Look through the data and write out every line with the word "appropriate" in it.

= = = =

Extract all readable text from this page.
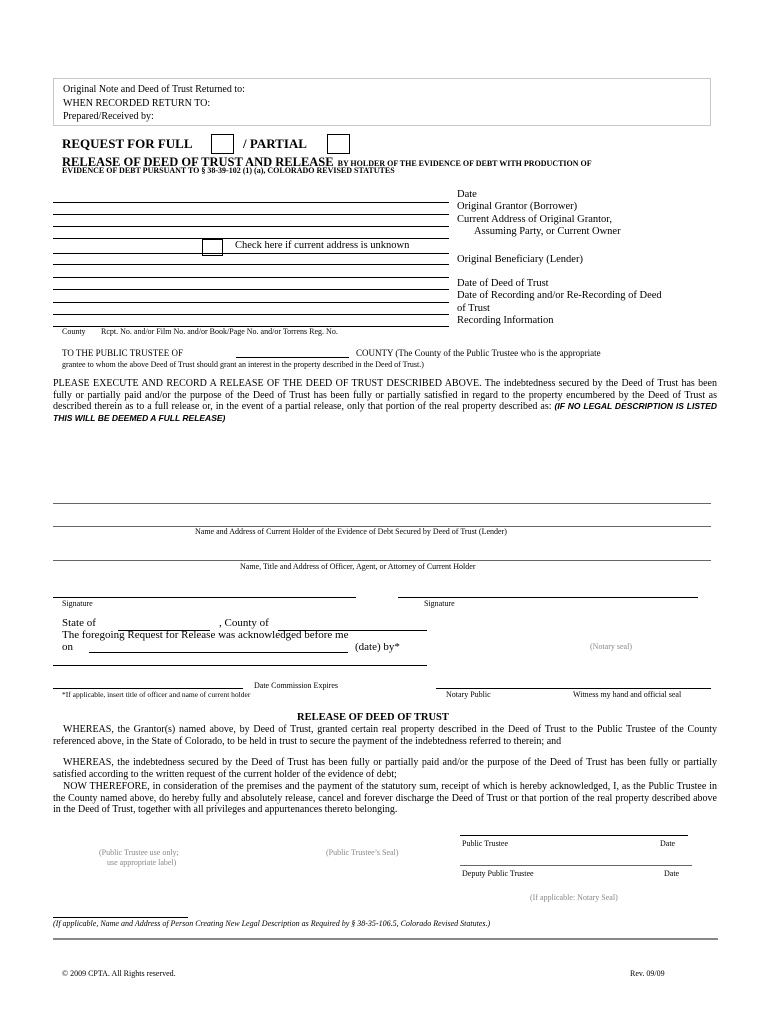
Original Note and Deed of Trust Returned to:
WHEN RECORDED RETURN TO:
Prepared/Received by:
REQUEST FOR FULL	/ PARTIAL
RELEASE OF DEED OF TRUST AND RELEASE BY HOLDER OF THE EVIDENCE OF DEBT WITH PRODUCTION OF
EVIDENCE OF DEBT PURSUANT TO § 38-39-102 (1) (a), COLORADO REVISED STATUTES
Check here if current address is unknown
Date
Original Grantor (Borrower)
Current Address of Original Grantor,
Assuming Party, or Current Owner
Original Beneficiary (Lender)
Date of Deed of Trust
Date of Recording and/or Re-Recording of Deed
of Trust
Recording Information
County Rcpt. No. and/or Film No. and/or Book/Page No. and/or Torrens Reg. No.
TO THE PUBLIC TRUSTEE OF	COUNTY (The County of the Public Trustee who is the appropriate
grantee to whom the above Deed of Trust should grant an interest in the property described in the Deed of Trust.)
PLEASE EXECUTE AND RECORD A RELEASE OF THE DEED OF TRUST DESCRIBED ABOVE. The indebtedness secured by the Deed of Trust has been fully or partially paid and/or the purpose of the Deed of Trust has been fully or partially satisfied in regard to the property encumbered by the Deed of Trust as described therein as to a full release or, in the event of a partial release, only that portion of the real property described as: (IF NO LEGAL DESCRIPTION IS LISTED THIS WILL BE DEEMED A FULL RELEASE)
Name and Address of Current Holder of the Evidence of Debt Secured by Deed of Trust (Lender)
Name, Title and Address of Officer, Agent, or Attorney of Current Holder
Signature	Signature
State of	, County of
The foregoing Request for Release was acknowledged before me
on	(date) by*	(Notary seal)
Date Commission Expires
*If applicable, insert title of officer and name of current holder	Notary Public	Witness my hand and official seal
RELEASE OF DEED OF TRUST
WHEREAS, the Grantor(s) named above, by Deed of Trust, granted certain real property described in the Deed of Trust to the Public Trustee of the County referenced above, in the State of Colorado, to be held in trust to secure the payment of the indebtedness referred to therein; and
WHEREAS, the indebtedness secured by the Deed of Trust has been fully or partially paid and/or the purpose of the Deed of Trust has been fully or partially satisfied according to the written request of the current holder of the evidence of debt;
NOW THEREFORE, in consideration of the premises and the payment of the statutory sum, receipt of which is hereby acknowledged, I, as the Public Trustee in the County named above, do hereby fully and absolutely release, cancel and forever discharge the Deed of Trust or that portion of the real property described above in the Deed of Trust, together with all privileges and appurtenances thereto belonging.
Public Trustee	Date
(Public Trustee use only;
use appropriate label)
(Public Trustee’s Seal)
Deputy Public Trustee	Date
(If applicable: Notary Seal)
(If applicable, Name and Address of Person Creating New Legal Description as Required by § 38-35-106.5, Colorado Revised Statutes.)
© 2009 CPTA. All Rights reserved.	Rev. 09/09
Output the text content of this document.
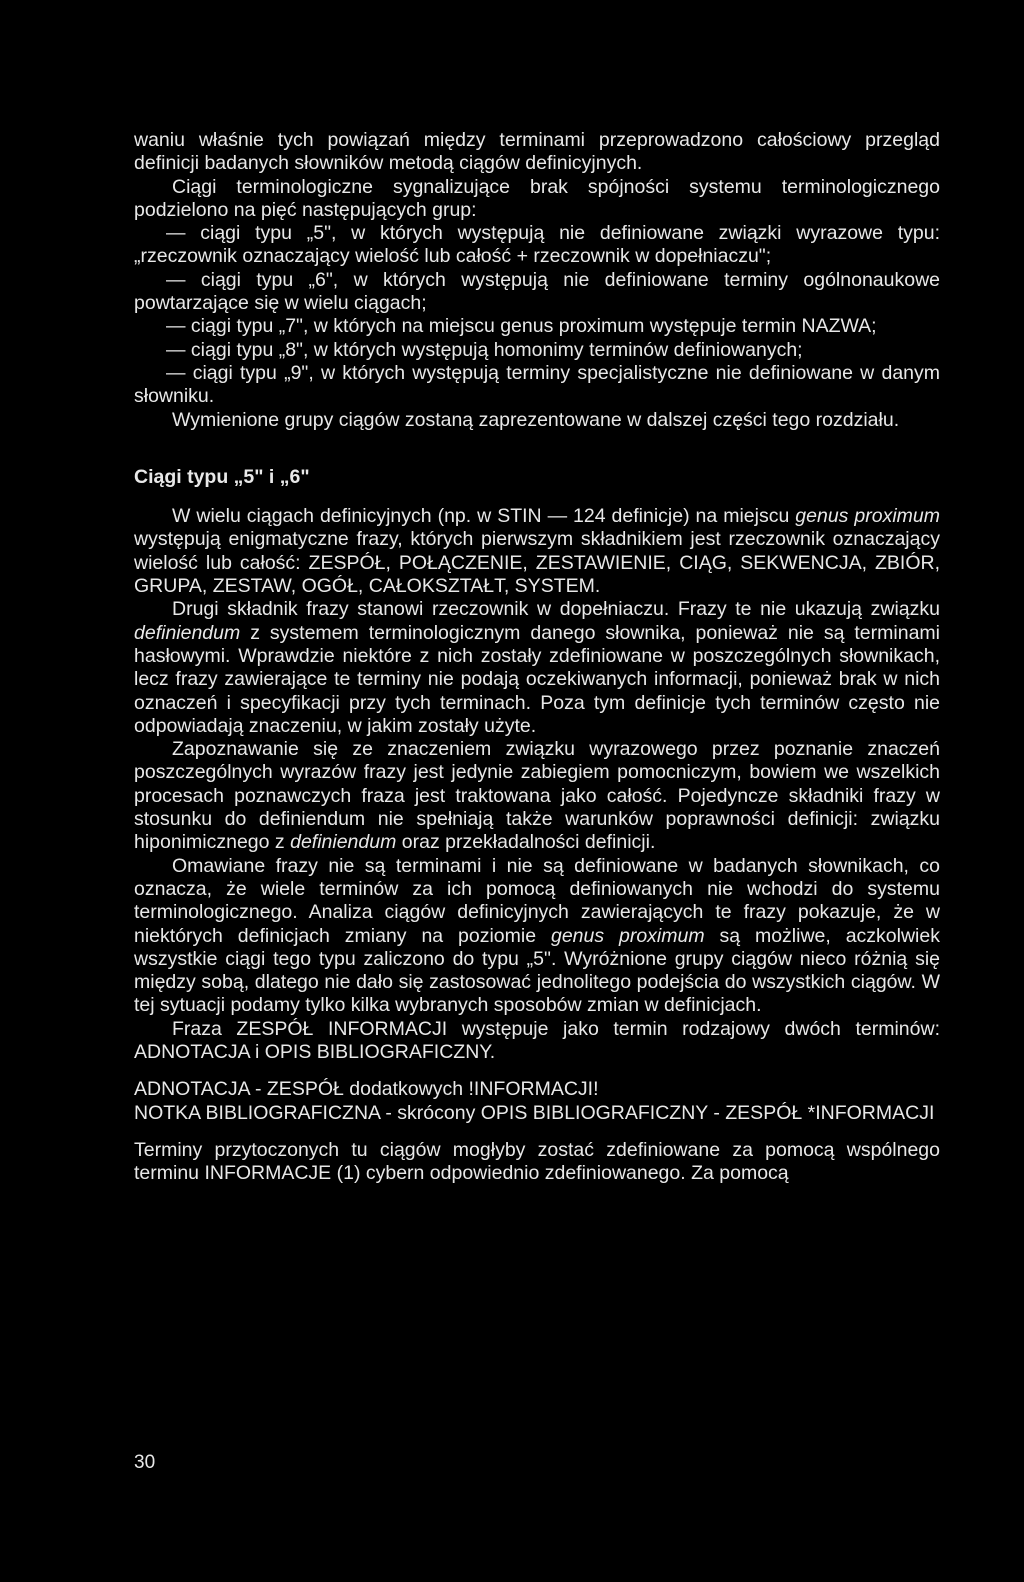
waniu właśnie tych powiązań między terminami przeprowadzono całościowy przegląd definicji badanych słowników metodą ciągów definicyjnych.

Ciągi terminologiczne sygnalizujące brak spójności systemu terminologicznego podzielono na pięć następujących grup:

— ciągi typu „5", w których występują nie definiowane związki wyrazowe typu: „rzeczownik oznaczający wielość lub całość + rzeczownik w dopełniaczu";

— ciągi typu „6", w których występują nie definiowane terminy ogólnonaukowe powtarzające się w wielu ciągach;

— ciągi typu „7", w których na miejscu genus proximum występuje termin NAZWA;

— ciągi typu „8", w których występują homonimy terminów definiowanych;

— ciągi typu „9", w których występują terminy specjalistyczne nie definiowane w danym słowniku.

Wymienione grupy ciągów zostaną zaprezentowane w dalszej części tego rozdziału.

Ciągi typu „5" i „6"

W wielu ciągach definicyjnych (np. w STIN — 124 definicje) na miejscu genus proximum występują enigmatyczne frazy, których pierwszym składnikiem jest rzeczownik oznaczający wielość lub całość: ZESPÓŁ, POŁĄCZENIE, ZESTAWIENIE, CIĄG, SEKWENCJA, ZBIÓR, GRUPA, ZESTAW, OGÓŁ, CAŁOKSZTAŁT, SYSTEM.

Drugi składnik frazy stanowi rzeczownik w dopełniaczu. Frazy te nie ukazują związku definiendum z systemem terminologicznym danego słownika, ponieważ nie są terminami hasłowymi. Wprawdzie niektóre z nich zostały zdefiniowane w poszczególnych słownikach, lecz frazy zawierające te terminy nie podają oczekiwanych informacji, ponieważ brak w nich oznaczeń i specyfikacji przy tych terminach. Poza tym definicje tych terminów często nie odpowiadają znaczeniu, w jakim zostały użyte.

Zapoznawanie się ze znaczeniem związku wyrazowego przez poznanie znaczeń poszczególnych wyrazów frazy jest jedynie zabiegiem pomocniczym, bowiem we wszelkich procesach poznawczych fraza jest traktowana jako całość. Pojedyncze składniki frazy w stosunku do definiendum nie spełniają także warunków poprawności definicji: związku hiponimicznego z definiendum oraz przekładalności definicji.

Omawiane frazy nie są terminami i nie są definiowane w badanych słownikach, co oznacza, że wiele terminów za ich pomocą definiowanych nie wchodzi do systemu terminologicznego. Analiza ciągów definicyjnych zawierających te frazy pokazuje, że w niektórych definicjach zmiany na poziomie genus proximum są możliwe, aczkolwiek wszystkie ciągi tego typu zaliczono do typu „5". Wyróżnione grupy ciągów nieco różnią się między sobą, dlatego nie dało się zastosować jednolitego podejścia do wszystkich ciągów. W tej sytuacji podamy tylko kilka wybranych sposobów zmian w definicjach.

Fraza ZESPÓŁ INFORMACJI występuje jako termin rodzajowy dwóch terminów: ADNOTACJA i OPIS BIBLIOGRAFICZNY.

ADNOTACJA - ZESPÓŁ dodatkowych !INFORMACJI!

NOTKA BIBLIOGRAFICZNA - skrócony OPIS BIBLIOGRAFICZNY - ZESPÓŁ *INFORMACJI

Terminy przytoczonych tu ciągów mogłyby zostać zdefiniowane za pomocą wspólnego terminu INFORMACJE (1) cybern odpowiednio zdefiniowanego. Za pomocą

30
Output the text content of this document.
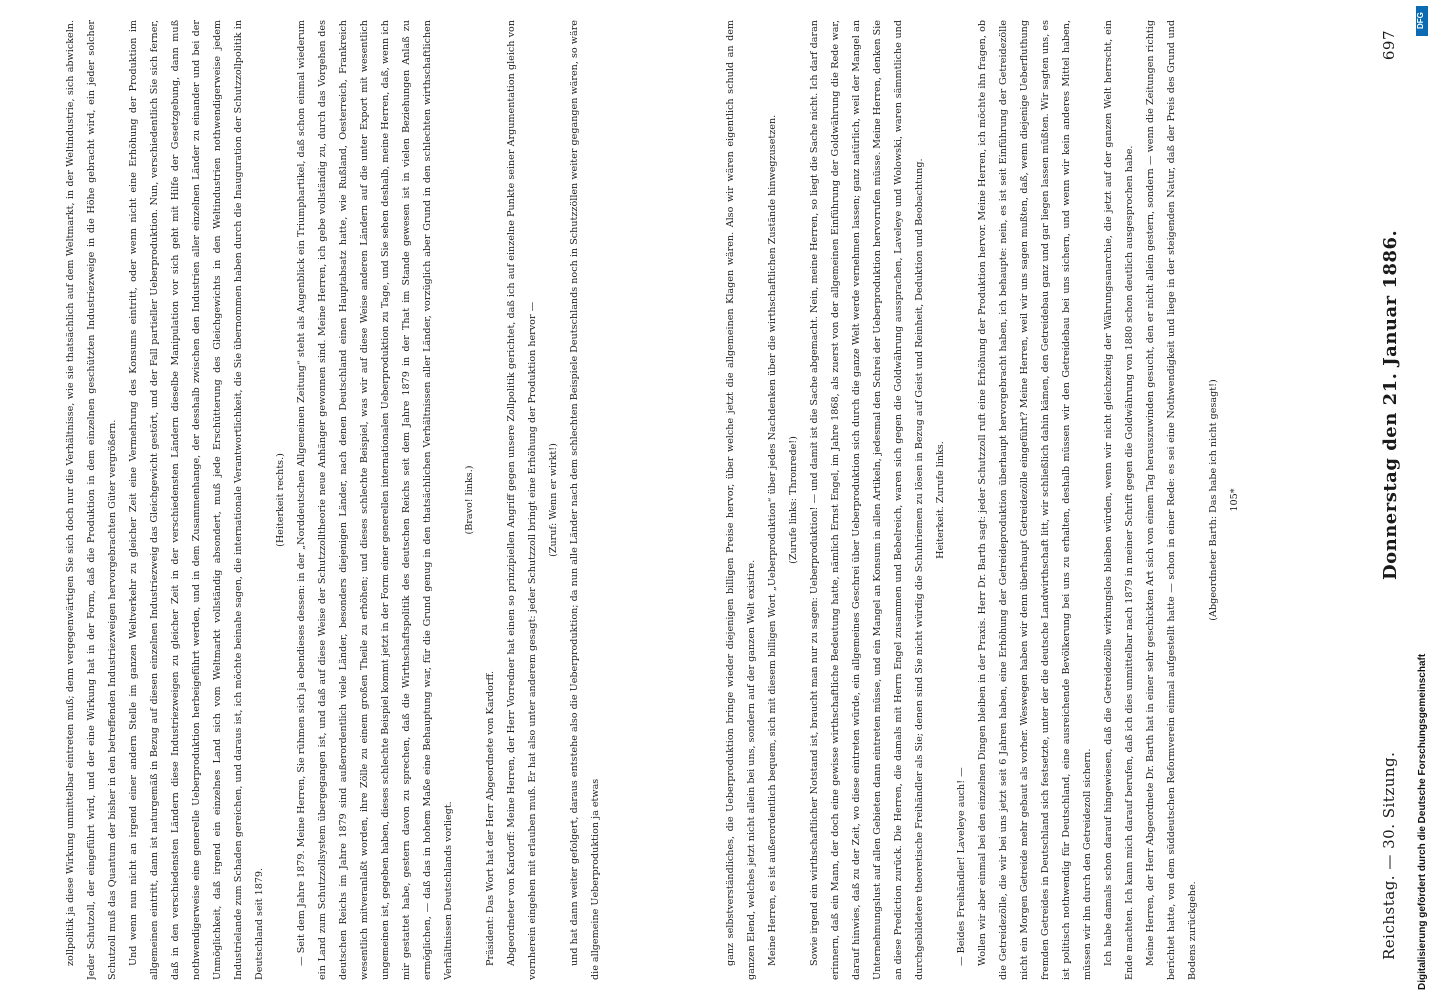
Reichstag. — 30. Sitzung.
Donnerstag den 21. Januar 1886.
697

zollpolitik ja diese Wirkung unmittelbar eintreten muß; denn vergegenwärtigen Sie sich doch nur die Verhältnisse, wie sie thatsächlich auf dem Weltmarkt, in der Weltindustrie, sich abwickeln. Jeder Schutzoll, der eingeführt wird, und der eine Wirkung hat in der Form, daß die Produktion in dem einzelnen geschützten Industriezweige in die Höhe gebracht wird, ein jeder solcher Schutzoll muß das Quantum der bisher in den betreffenden Industriezweigen hervorgebrachten Güter vergrößern.	Und wenn nun nicht an irgend einer andern Stelle im ganzen Weltverkehr zu gleicher Zeit eine Vermehrung des Konsums eintritt, oder wenn nicht eine Erhöhung der Produktion im allgemeinen eintritt, dann ist naturgemäß in Bezug auf diesen einzelnen Industriezweig das Gleichgewicht gestört, und der Fall partieller Ueberproduktion. Nun, verschiedentlich Sie sich ferner, daß in den verschiedensten Ländern diese Industriezweigen zu gleicher Zeit in der verschiedensten Ländern dieselbe Manipulation vor sich geht mit Hilfe der Gesetzgebung, dann muß nothwendigerweise eine generelle Ueberproduktion herbeigeführt werden, und in dem Zusammenhange, der desshalb zwischen den Industrien aller einzelnen Länder zu einander und bei der Unmöglichkeit, daß irgend ein einzelnes Land sich vom Weltmarkt vollständig absondert, muß jede Erschütterung des Gleichgewichts in den Weltindustrien nothwendigerweise jedem Industrielande zum Schaden gereichen, und daraus ist, ich möchte beinahe sagen, die internationale Verantwortlichkeit, die Sie übernommen haben durch die Inauguration der Schutzzollpolitik in Deutschland seit 1879.

(Heiterkeit rechts.)	— Seit dem Jahre 1879. Meine Herren, Sie rühmen sich ja ebendieses dessen: in der „Norddeutschen Allgemeinen Zeitung“ steht als Augenblick ein Triumphartikel, daß schon einmal wiederum ein Land zum Schutzzollsystem übergegangen ist, und daß auf diese Weise der Schutzzolltheorie neue Anhänger gewonnen sind. Meine Herren, ich gebe vollständig zu, durch das Vorgehen des deutschen Reichs im Jahre 1879 sind außerordentlich viele Länder, besonders diejenigen Länder, nach denen Deutschland einen Hauptabsatz hatte, wie Rußland, Oesterreich, Frankreich wesentlich mitveranlaßt worden, ihre Zölle zu einem großen Theile zu erhöhen; und dieses schlechte Beispiel, was wir auf diese Weise anderen Ländern auf die unter Export mit wesentlich ungemeinen ist, gegeben haben, dieses schlechte Beispiel kommt jetzt in der Form einer generellen internationalen Ueberproduktion zu Tage, und Sie sehen deshalb, meine Herren, daß, wenn ich mir gestattet habe, gestern davon zu sprechen, daß die Wirthschaftspolitik des deutschen Reichs seit dem Jahre 1879 in der That im Stande gewesen ist in vielen Beziehungen Anlaß zu ermöglichen, — daß das in hohem Maße eine Behauptung war, für die Grund genug in den thatsächlichen Verhältnissen aller Länder, vorzüglich aber Grund in den schlechten wirthschaftlichen Verhältnissen Deutschlands vorliegt.

(Bravo! links.)

Präsident: Das Wort hat der Herr Abgeordnete von Kardorff.	Abgeordneter von Kardorff: Meine Herren, der Herr Vorredner hat einen so prinzipiellen Angriff gegen unsere Zollpolitik gerichtet, daß ich auf einzelne Punkte seiner Argumentation gleich von vornherein eingehen mit erlauben muß. Er hat also unter anderem gesagt: jeder Schutzzoll bringt eine Erhöhung der Produktion hervor —	(Zuruf: Wenn er wirkt!)	und hat dann weiter gefolgert, daraus entstehe also die Ueberproduktion; da nun alle Länder nach dem schlechten Beispiele Deutschlands noch in Schutzzöllen weiter gegangen wären, so wäre die allgemeine Ueberproduktion ja etwas	ganz selbstverständliches, die Ueberproduktion bringe wieder diejenigen billigen Preise hervor, über welche jetzt die allgemeinen Klagen wären. Also wir wären eigentlich schuld an dem ganzen Elend, welches jetzt nicht allein bei uns, sondern auf der ganzen Welt existire.	Meine Herren, es ist außerordentlich bequem, sich mit diesem billigen Wort „Ueberproduktion“ über jedes Nachdenken über die wirthschaftlichen Zustände hinwegzusetzen.	(Zurufe links: Thronrede!)	Sowie irgend ein wirthschaftlicher Notstand ist, braucht man nur zu sagen: Ueberproduktion! — und damit ist die Sache abgemacht. Nein, meine Herren, so liegt die Sache nicht. Ich darf daran erinnern, daß ein Mann, der doch eine gewisse wirthschaftliche Bedeutung hatte, nämlich Ernst Engel, im Jahre 1868, als zuerst von der allgemeinen Einführung der Goldwährung die Rede war, darauf hinwies, daß zu der Zeit, wo diese eintreten würde, ein allgemeines Geschrei über Ueberproduktion sich durch die ganze Welt werde vernehmen lassen; ganz natürlich, weil der Mangel an Unternehmungslust auf allen Gebieten dann eintreten müsse, und ein Mangel an Konsum in allen Artikeln, jedesmal den Schrei der Ueberproduktion hervorrufen müsse. Meine Herren, denken Sie an diese Prediction zurück. Die Herren, die damals mit Herrn Engel zusammen und Bebelreich, waren sich gegen die Goldwährung aussprachen, Laveleye und Wolowski, waren sämmtliche und durchgebildetere theoretische Freihändler als Sie; denen sind Sie nicht würdig die Schuhriemen zu lösen in Bezug auf Geist und Reinheit, Deduktion und Beobachtung.	Heiterkeit. Zurufe links.

— Beides Freihändler! Laveleye auch! —	Wollen wir aber einmal bei den einzelnen Dingen bleiben in der Praxis. Herr Dr. Barth sagt: jeder Schutzzoll ruft eine Erhöhung der Produktion hervor. Meine Herren, ich möchte ihn fragen, ob die Getreidezölle, die wir bei uns jetzt seit 6 Jahren haben, eine Erhöhung der Getreideproduktion überhaupt hervorgebracht haben, ich behaupte: nein, es ist seit Einführung der Getreidezölle nicht ein Morgen Getreide mehr gebaut als vorher. Weswegen haben wir denn überhaupt Getreidezölle eingeführt? Meine Herren, weil wir uns sagen mußten, daß, wenn diejenige Ueberfluthung fremden Getreides in Deutschland sich festsetzte, unter der die deutsche Landwirthschaft litt, wir schließlich dahin kämen, den Getreidebau ganz und gar liegen lassen müßten. Wir sagten uns, es ist politisch nothwendig für Deutschland, eine ausreichende Bevölkerung bei uns zu erhalten, deshalb müssen wir den Getreidebau bei uns sichern, und wenn wir kein anderes Mittel haben, müssen wir ihn durch den Getreidezoll sichern.	Ich habe damals schon darauf hingewiesen, daß die Getreidezölle wirkungslos bleiben würden, wenn wir nicht gleichzeitig der Währungsanarchie, die jetzt auf der ganzen Welt herrscht, ein Ende machten. Ich kann mich darauf berufen, daß ich dies unmittelbar nach 1879 in meiner Schrift gegen die Goldwährung von 1880 schon deutlich ausgesprochen habe.	Meine Herren, der Herr Abgeordnete Dr. Barth hat in einer sehr geschickten Art sich von einem Tag herauszuwinden gesucht, den er nicht allein gestern, sondern — wenn die Zeitungen richtig berichtet hatte, von dem süddeutschen Reformverein einmal aufgestellt hatte — schon in einer Rede: es sei eine Nothwendigkeit und liege in der steigenden Natur, daß der Preis des Grund und Bodens zurückgehe.

(Abgeordneter Barth: Das habe ich nicht gesagt!)	105*

DFG
Digitalisierung gefördert durch die Deutsche Forschungsgemeinschaft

= = = =

TASK OUTPUT:
TO THE PUBLIC TRUSTEE OF	COUNTY (The County of the Public Trustee who is the appropriate
use appropriate label)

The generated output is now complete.